TASK INSTRUCTIONS
(a) Condense the paragraph of the SHARP 2018 announcement that begins "On behalf of the Local Organising Committee" into a short bulleted list that keeps its main facts.
(b) Using the SHARP 2018 announcement, state whether each statement below agrees with it, answering yes or no and quoting the words that decide it.
(i) The conference is held in Sydney, Australia.
(ii) The opening takes place at the State Library of New South Wales.
(iii) All of the keynote speakers come from Australia.

[Begin SOURCE PASSAGE]

On behalf of the Local Organising Committee and the Scientific Program committee, we are pleased to announce the draft program for SHARP 2018 in Sydney, Australia. From a thought-provoking opening at the magnificent State Library of New South Wales to inspiring keynotes by luminaries from around Australia and abroad, SHARP promises a unique and transformative journey through the history of the book. With a carefully peer-reviewed delegate program rigorously and thoughtfully led by the Local Organising Committee and the Program Scientific Committee, SHARP 2018 will contribute to diversifying and expanding our field, plugging into the deep primal reasons of why we share stories and why the history of books — in all their varied and diversified forms — matters. Join us, 9-12 July 2018, at SHARP 2018.

[End SOURCE PASSAGE]
[Begin MATERIAL PROVIDED]

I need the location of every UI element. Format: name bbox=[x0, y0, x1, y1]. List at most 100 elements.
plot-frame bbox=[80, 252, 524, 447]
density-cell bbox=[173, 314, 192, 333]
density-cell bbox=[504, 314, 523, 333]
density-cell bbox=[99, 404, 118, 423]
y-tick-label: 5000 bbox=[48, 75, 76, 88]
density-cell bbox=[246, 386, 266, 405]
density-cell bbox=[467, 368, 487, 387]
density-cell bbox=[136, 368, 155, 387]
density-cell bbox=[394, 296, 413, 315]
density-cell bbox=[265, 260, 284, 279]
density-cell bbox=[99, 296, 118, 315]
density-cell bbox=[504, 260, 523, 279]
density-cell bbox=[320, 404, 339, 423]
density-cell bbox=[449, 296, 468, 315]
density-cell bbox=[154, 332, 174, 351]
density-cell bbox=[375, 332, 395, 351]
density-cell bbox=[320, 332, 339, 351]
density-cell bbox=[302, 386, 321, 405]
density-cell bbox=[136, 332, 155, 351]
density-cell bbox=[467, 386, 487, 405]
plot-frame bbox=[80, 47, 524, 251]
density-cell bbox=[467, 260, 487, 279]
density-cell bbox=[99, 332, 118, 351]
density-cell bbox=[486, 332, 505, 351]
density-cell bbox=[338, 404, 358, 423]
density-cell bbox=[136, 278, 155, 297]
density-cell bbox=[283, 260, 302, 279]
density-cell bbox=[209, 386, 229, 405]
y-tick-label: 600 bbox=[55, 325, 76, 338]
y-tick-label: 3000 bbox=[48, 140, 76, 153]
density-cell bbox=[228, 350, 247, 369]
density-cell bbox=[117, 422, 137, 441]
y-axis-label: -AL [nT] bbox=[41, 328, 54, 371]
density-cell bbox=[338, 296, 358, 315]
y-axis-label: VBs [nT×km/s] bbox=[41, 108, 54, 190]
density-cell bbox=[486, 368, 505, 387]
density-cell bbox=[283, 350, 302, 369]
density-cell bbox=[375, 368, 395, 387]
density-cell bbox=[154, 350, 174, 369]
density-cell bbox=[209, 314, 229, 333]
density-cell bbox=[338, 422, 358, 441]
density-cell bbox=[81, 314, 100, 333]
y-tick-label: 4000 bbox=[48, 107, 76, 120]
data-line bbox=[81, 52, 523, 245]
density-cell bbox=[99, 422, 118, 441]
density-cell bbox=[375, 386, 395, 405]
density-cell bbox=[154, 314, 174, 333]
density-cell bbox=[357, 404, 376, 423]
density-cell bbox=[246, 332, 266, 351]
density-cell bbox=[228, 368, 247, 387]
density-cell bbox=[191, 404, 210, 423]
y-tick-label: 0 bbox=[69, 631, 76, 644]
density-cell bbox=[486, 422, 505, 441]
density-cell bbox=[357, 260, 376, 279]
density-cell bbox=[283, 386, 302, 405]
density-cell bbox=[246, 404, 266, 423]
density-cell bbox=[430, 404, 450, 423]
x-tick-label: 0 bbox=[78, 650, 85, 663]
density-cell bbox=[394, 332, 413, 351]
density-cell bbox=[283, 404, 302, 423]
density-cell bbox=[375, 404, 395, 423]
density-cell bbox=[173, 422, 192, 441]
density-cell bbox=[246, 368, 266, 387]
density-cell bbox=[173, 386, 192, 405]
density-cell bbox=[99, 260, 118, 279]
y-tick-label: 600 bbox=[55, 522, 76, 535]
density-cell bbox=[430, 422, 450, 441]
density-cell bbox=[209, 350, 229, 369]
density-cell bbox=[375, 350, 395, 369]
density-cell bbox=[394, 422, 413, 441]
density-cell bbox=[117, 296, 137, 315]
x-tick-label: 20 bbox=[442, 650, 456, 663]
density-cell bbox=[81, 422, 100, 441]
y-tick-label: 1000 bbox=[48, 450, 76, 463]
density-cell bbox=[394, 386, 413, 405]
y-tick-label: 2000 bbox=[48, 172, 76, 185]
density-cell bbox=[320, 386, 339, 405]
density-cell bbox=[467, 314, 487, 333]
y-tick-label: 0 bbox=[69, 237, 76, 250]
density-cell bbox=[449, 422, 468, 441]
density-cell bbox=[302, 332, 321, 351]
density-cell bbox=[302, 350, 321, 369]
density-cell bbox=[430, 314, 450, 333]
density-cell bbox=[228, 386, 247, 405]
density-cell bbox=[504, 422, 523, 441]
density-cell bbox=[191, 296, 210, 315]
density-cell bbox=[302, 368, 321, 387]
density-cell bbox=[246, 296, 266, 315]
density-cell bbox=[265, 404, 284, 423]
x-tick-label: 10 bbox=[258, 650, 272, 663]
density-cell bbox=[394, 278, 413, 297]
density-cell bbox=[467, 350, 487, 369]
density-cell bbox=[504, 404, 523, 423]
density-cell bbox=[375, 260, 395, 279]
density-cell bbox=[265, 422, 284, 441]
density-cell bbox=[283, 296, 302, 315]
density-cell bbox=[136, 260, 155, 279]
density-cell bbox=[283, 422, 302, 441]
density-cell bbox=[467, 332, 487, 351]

[End MATERIAL PROVIDED]

ANSWERS PER TASK
(a)
- The Local Organising Committee and the Scientific Program committee announce the draft program for SHARP 2018 in Sydney, Australia.
- The event opens at the State Library of New South Wales and features keynotes by speakers from Australia and abroad.
- The delegate program is peer-reviewed and led by the two committees.
- The conference aims to diversify and expand the field of book history and to explore why stories are shared and why the history of books matters.
- It takes place 9-12 July 2018.

(b)
(i) Yes: "SHARP 2018 in Sydney, Australia"
(ii) Yes: "opening at the magnificent State Library of New South Wales"
(iii) No: "keynotes by luminaries from around Australia and abroad"